# Request
Duplicate the rows below, from the line that contains "Decompose this screenshot" down to the line that contains "status-page-code[interactable]: 页码: 2", with both of those lines included. Leave the pictures out of your answer.

:: Extracted material ::

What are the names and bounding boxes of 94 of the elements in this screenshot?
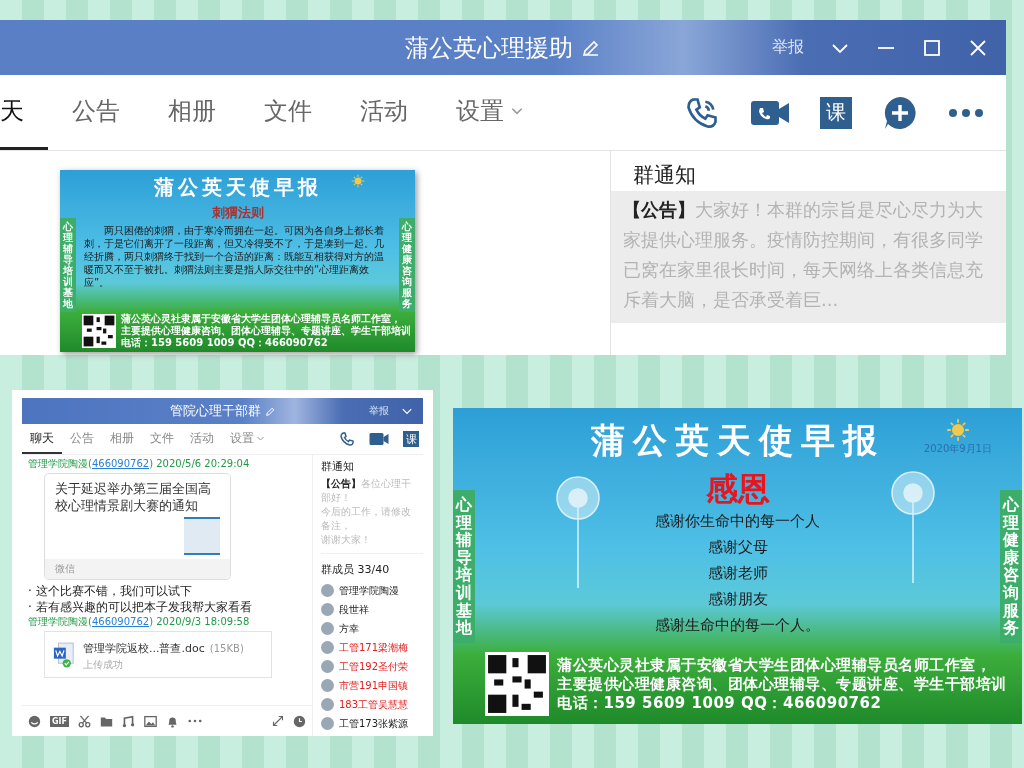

:::
:: Extracted material ::

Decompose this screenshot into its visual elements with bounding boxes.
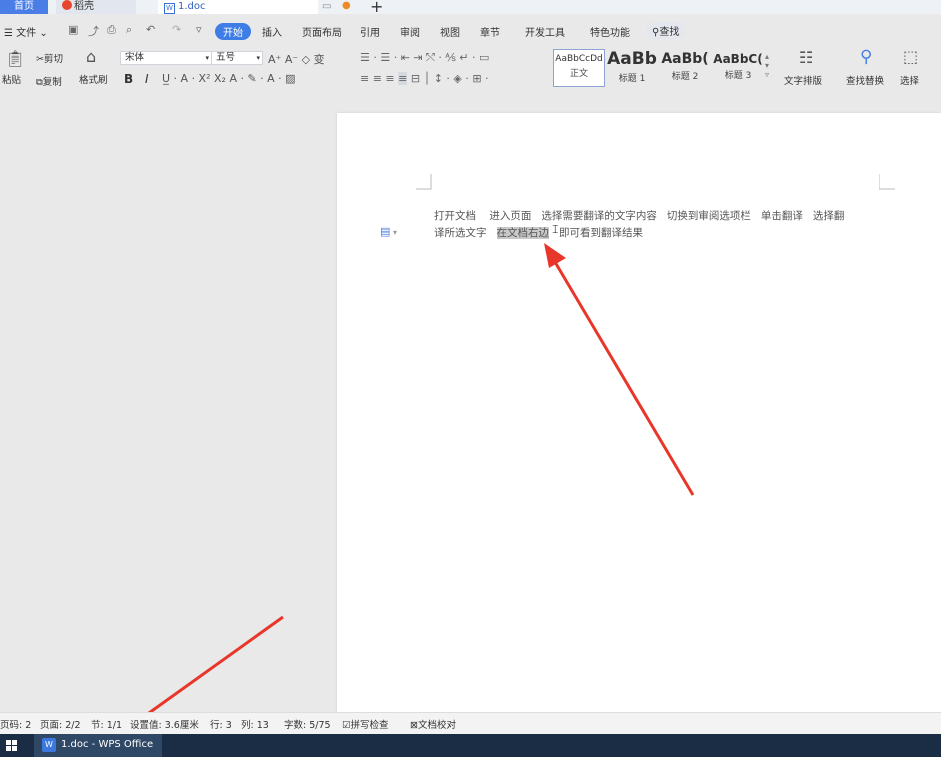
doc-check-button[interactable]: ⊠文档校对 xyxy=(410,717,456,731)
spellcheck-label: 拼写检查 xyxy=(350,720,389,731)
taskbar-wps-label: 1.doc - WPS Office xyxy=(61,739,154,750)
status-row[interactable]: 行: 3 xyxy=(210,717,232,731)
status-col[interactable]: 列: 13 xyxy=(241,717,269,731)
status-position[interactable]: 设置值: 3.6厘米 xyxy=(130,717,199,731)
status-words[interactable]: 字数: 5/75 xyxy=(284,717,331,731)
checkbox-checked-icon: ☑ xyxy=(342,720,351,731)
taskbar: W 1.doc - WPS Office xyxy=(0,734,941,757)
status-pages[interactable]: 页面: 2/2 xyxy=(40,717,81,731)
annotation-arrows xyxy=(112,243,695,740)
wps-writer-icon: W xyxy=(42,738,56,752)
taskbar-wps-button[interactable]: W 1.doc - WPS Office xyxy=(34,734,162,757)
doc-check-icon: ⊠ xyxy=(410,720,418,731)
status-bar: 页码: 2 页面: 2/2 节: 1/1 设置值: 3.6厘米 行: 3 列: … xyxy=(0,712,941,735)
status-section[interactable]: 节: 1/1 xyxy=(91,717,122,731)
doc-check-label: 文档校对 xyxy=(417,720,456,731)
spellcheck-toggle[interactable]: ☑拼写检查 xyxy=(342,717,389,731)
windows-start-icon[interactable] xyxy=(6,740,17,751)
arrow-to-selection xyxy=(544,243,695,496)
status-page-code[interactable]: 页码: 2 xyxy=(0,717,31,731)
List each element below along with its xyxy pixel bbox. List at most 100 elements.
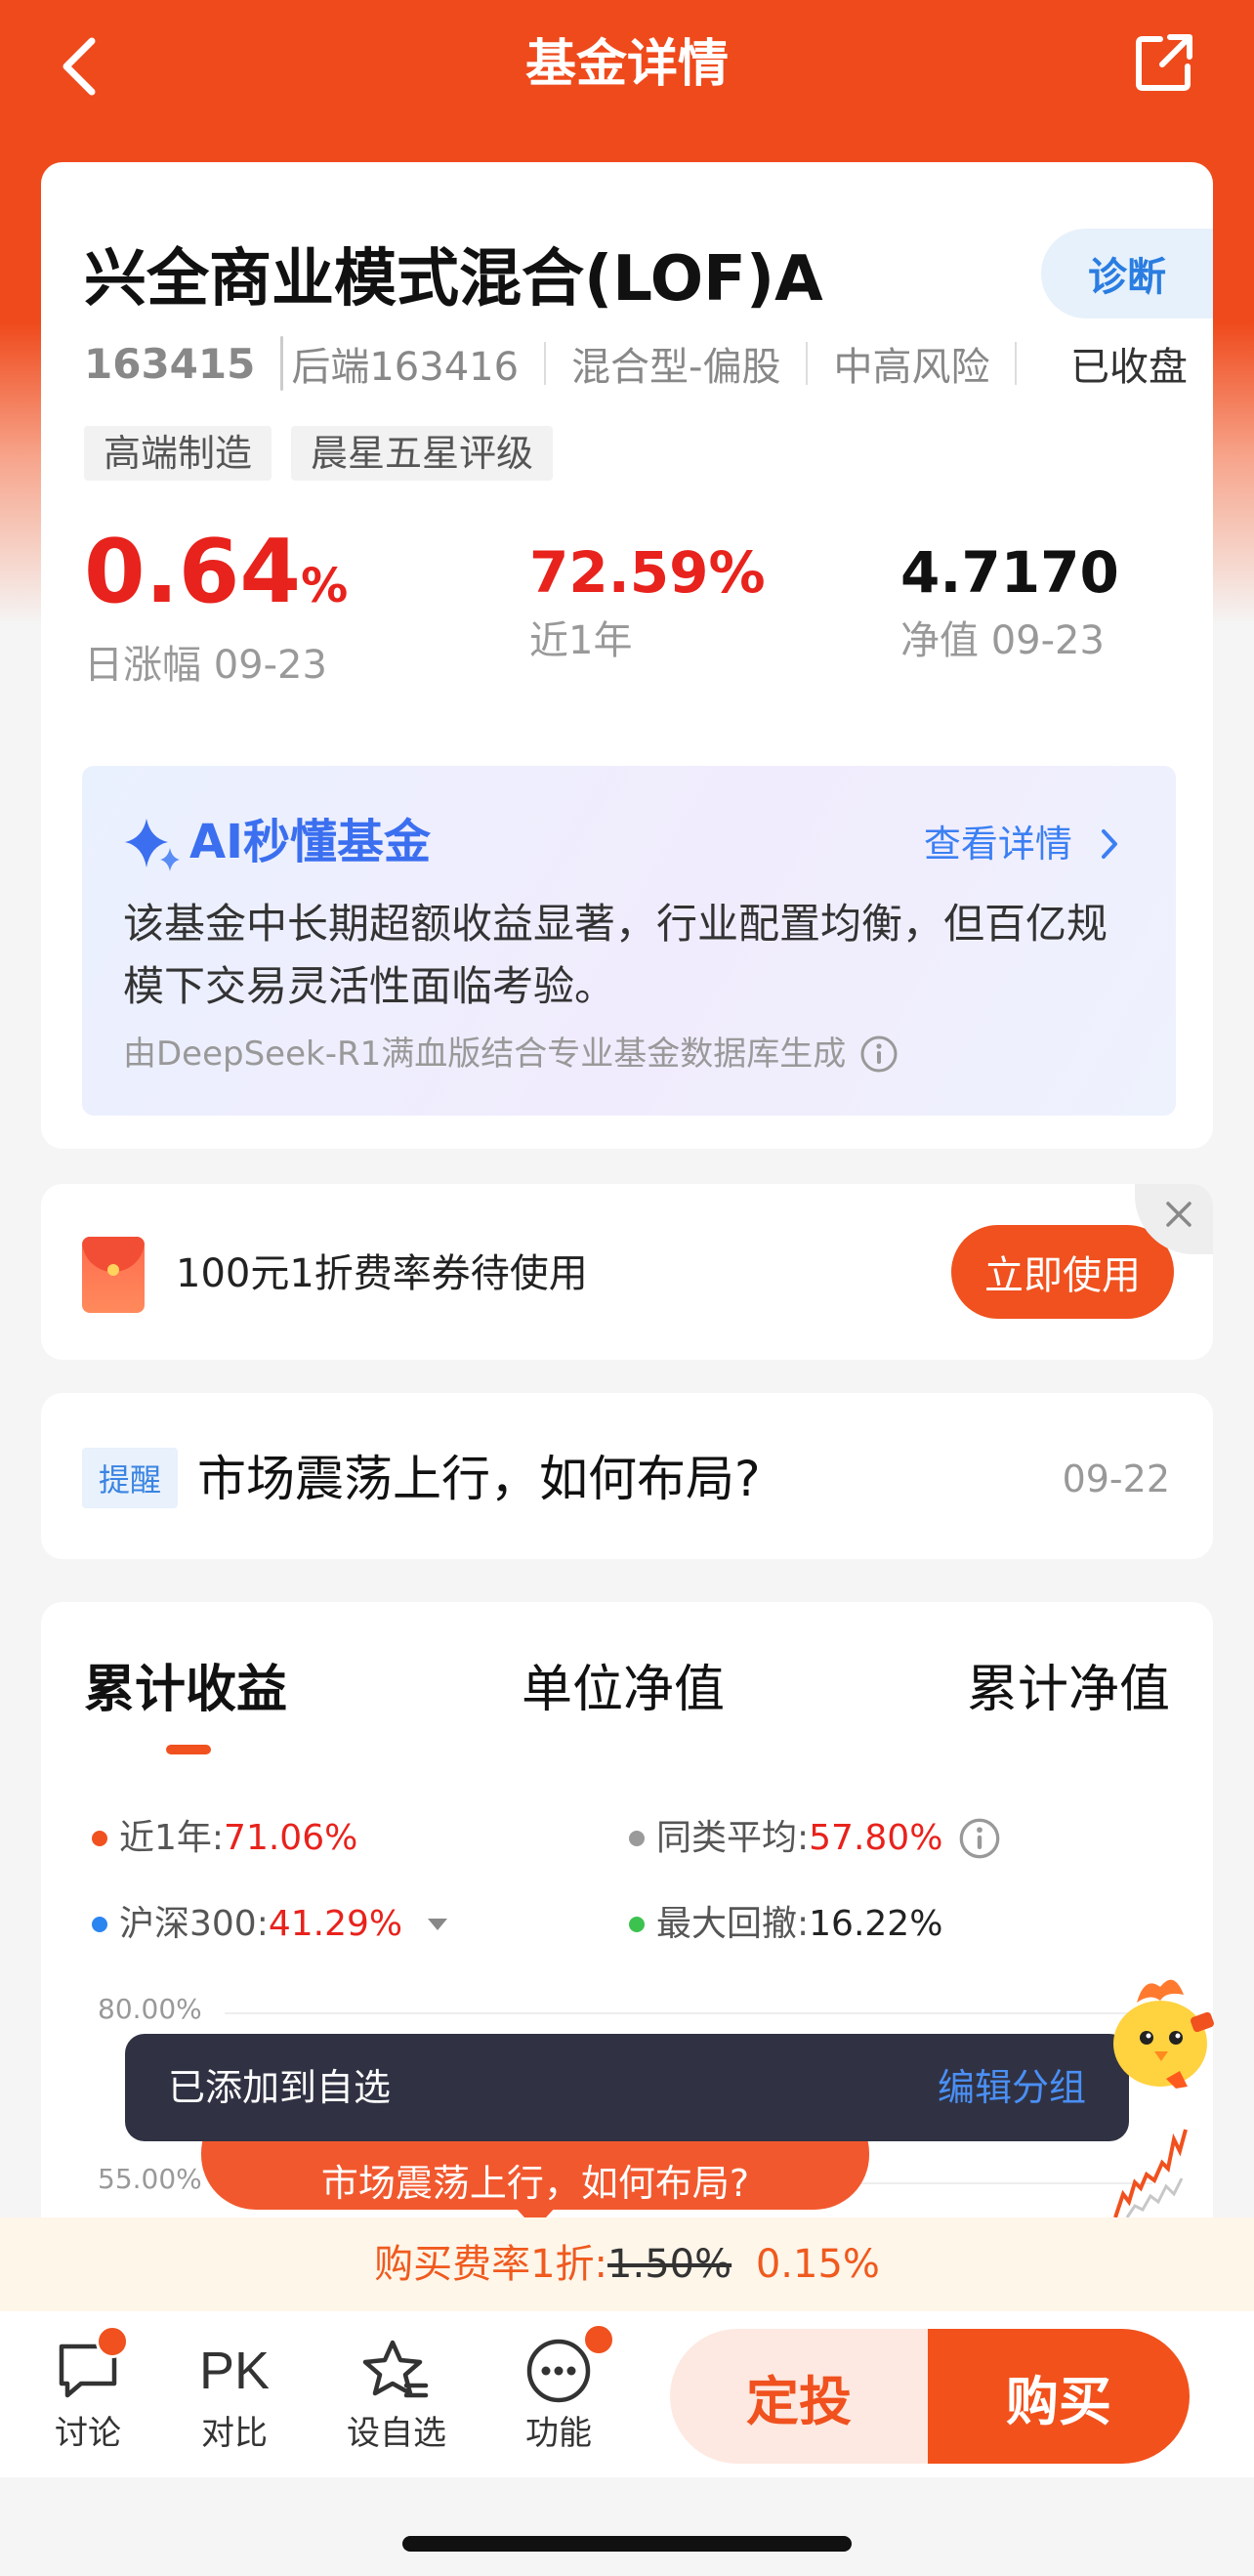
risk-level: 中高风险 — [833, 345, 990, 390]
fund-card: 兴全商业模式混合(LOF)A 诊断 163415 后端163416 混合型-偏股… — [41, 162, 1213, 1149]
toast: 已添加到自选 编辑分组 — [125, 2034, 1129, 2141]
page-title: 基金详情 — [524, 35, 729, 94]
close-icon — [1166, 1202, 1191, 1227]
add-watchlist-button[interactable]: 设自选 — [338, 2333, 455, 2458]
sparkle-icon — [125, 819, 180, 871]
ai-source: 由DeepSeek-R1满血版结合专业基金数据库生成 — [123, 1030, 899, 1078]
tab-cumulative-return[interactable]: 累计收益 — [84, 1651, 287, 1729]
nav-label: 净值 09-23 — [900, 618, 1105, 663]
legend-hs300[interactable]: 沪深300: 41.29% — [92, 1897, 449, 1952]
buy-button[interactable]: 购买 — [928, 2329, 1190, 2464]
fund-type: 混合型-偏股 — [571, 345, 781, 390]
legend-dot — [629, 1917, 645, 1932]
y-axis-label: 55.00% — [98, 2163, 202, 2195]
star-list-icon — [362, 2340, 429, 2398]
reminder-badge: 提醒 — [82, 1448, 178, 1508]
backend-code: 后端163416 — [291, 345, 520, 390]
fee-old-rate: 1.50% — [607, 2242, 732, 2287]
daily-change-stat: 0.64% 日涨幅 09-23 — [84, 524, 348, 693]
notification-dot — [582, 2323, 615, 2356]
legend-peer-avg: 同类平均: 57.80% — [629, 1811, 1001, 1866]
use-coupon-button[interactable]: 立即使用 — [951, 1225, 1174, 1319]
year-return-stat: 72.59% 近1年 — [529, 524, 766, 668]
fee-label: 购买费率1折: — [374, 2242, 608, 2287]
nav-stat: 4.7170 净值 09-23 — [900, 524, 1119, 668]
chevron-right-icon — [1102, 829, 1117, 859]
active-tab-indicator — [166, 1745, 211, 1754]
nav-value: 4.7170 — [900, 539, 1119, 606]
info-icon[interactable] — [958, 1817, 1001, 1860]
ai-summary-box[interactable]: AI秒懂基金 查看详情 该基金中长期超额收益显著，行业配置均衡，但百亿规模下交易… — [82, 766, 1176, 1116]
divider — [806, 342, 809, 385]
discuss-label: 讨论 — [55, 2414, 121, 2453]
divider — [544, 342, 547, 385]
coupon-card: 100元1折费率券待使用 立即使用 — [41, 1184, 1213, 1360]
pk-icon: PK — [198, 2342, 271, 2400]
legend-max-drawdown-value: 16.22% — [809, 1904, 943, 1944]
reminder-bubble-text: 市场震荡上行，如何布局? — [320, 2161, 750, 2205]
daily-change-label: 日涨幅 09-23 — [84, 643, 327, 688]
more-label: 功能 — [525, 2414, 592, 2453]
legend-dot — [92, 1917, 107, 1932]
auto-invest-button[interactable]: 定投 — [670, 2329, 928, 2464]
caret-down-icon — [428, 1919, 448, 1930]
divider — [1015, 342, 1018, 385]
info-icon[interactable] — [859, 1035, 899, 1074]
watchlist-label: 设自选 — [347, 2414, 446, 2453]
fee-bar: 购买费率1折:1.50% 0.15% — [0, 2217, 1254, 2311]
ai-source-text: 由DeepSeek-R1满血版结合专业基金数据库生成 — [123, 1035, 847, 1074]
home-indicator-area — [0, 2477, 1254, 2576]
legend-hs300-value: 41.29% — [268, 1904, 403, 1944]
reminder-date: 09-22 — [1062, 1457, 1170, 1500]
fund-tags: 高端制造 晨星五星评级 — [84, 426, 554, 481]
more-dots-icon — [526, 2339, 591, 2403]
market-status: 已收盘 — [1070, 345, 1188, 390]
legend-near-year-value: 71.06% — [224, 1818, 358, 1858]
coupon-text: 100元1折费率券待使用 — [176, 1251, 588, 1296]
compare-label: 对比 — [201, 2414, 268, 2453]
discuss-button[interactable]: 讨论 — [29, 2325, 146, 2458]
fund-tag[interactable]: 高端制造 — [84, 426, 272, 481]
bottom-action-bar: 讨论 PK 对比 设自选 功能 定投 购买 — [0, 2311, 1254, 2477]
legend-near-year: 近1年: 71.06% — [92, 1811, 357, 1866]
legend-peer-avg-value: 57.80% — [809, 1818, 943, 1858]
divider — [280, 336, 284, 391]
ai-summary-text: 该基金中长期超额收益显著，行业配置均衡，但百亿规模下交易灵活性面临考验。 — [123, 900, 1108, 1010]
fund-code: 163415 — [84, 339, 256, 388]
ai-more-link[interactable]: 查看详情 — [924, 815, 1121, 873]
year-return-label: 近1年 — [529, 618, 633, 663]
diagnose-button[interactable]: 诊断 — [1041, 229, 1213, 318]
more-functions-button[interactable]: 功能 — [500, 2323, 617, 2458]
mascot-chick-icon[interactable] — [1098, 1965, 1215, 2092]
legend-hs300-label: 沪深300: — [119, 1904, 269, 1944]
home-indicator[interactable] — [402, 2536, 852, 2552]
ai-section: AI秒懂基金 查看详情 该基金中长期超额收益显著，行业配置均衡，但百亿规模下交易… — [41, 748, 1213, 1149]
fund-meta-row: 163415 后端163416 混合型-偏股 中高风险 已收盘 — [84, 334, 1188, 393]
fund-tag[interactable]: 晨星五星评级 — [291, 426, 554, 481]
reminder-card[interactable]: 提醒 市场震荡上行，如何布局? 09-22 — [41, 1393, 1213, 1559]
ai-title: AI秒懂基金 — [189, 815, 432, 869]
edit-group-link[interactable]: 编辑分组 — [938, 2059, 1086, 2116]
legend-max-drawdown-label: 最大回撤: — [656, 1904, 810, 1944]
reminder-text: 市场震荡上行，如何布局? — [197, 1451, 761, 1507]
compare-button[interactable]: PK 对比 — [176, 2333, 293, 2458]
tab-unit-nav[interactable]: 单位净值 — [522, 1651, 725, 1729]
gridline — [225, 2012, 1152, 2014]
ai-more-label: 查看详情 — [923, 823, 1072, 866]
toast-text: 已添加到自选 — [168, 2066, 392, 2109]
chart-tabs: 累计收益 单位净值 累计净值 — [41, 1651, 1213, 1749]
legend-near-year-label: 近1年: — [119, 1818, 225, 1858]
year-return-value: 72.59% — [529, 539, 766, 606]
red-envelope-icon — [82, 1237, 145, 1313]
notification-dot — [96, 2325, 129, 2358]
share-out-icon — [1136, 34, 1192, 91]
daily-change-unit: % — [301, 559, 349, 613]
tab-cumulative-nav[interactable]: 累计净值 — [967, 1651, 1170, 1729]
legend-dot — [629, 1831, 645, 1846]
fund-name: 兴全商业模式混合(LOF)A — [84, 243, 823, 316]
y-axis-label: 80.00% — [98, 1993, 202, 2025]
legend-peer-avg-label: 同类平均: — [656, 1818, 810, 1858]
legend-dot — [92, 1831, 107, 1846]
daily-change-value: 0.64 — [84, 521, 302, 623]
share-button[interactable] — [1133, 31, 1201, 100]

:::

# Answer to this task
Decompose this screenshot into its visual elements with bounding boxes.
doc-check-button[interactable]: ⊠文档校对 xyxy=(410,717,456,731)
spellcheck-label: 拼写检查 xyxy=(350,720,389,731)
taskbar-wps-label: 1.doc - WPS Office xyxy=(61,739,154,750)
status-row[interactable]: 行: 3 xyxy=(210,717,232,731)
status-col[interactable]: 列: 13 xyxy=(241,717,269,731)
status-position[interactable]: 设置值: 3.6厘米 xyxy=(130,717,199,731)
status-words[interactable]: 字数: 5/75 xyxy=(284,717,331,731)
checkbox-checked-icon: ☑ xyxy=(342,720,351,731)
taskbar: W 1.doc - WPS Office xyxy=(0,734,941,757)
status-pages[interactable]: 页面: 2/2 xyxy=(40,717,81,731)
annotation-arrows xyxy=(112,243,695,740)
wps-writer-icon: W xyxy=(42,738,56,752)
taskbar-wps-button[interactable]: W 1.doc - WPS Office xyxy=(34,734,162,757)
doc-check-icon: ⊠ xyxy=(410,720,418,731)
status-bar: 页码: 2 页面: 2/2 节: 1/1 设置值: 3.6厘米 行: 3 列: … xyxy=(0,712,941,735)
status-section[interactable]: 节: 1/1 xyxy=(91,717,122,731)
doc-check-label: 文档校对 xyxy=(417,720,456,731)
spellcheck-toggle[interactable]: ☑拼写检查 xyxy=(342,717,389,731)
windows-start-icon[interactable] xyxy=(6,740,17,751)
arrow-to-selection xyxy=(544,243,695,496)
status-page-code[interactable]: 页码: 2 xyxy=(0,717,31,731)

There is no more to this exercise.